[Task goal]: Reproduce each entry below verbatim.

_____

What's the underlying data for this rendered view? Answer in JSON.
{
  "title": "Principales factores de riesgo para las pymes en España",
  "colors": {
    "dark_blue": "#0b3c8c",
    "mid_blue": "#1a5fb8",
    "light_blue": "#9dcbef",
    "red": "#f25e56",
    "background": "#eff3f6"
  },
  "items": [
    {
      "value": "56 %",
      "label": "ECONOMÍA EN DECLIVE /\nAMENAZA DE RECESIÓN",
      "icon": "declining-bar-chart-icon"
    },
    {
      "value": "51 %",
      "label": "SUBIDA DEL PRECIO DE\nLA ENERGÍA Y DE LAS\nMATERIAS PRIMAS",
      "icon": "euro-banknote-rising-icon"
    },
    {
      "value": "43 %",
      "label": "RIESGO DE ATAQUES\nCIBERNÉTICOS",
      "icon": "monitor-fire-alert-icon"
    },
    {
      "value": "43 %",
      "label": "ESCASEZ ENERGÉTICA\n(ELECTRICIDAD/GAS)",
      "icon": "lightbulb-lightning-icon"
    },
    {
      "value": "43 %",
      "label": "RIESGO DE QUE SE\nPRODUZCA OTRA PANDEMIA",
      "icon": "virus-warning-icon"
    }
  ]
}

_____

[Solution for this exercise]:
What's the underlying data for this rendered view? Answer in JSON.
{
  "title": "Principales factores de riesgo para las pymes en España",
  "colors": {
    "dark_blue": "#0b3c8c",
    "mid_blue": "#1a5fb8",
    "light_blue": "#9dcbef",
    "red": "#f25e56",
    "background": "#eff3f6"
  },
  "items": [
    {
      "value": "56 %",
      "label": "ECONOMÍA EN DECLIVE /\nAMENAZA DE RECESIÓN",
      "icon": "declining-bar-chart-icon"
    },
    {
      "value": "51 %",
      "label": "SUBIDA DEL PRECIO DE\nLA ENERGÍA Y DE LAS\nMATERIAS PRIMAS",
      "icon": "euro-banknote-rising-icon"
    },
    {
      "value": "43 %",
      "label": "RIESGO DE ATAQUES\nCIBERNÉTICOS",
      "icon": "monitor-fire-alert-icon"
    },
    {
      "value": "43 %",
      "label": "ESCASEZ ENERGÉTICA\n(ELECTRICIDAD/GAS)",
      "icon": "lightbulb-lightning-icon"
    },
    {
      "value": "43 %",
      "label": "RIESGO DE QUE SE\nPRODUZCA OTRA PANDEMIA",
      "icon": "virus-warning-icon"
    }
  ]
}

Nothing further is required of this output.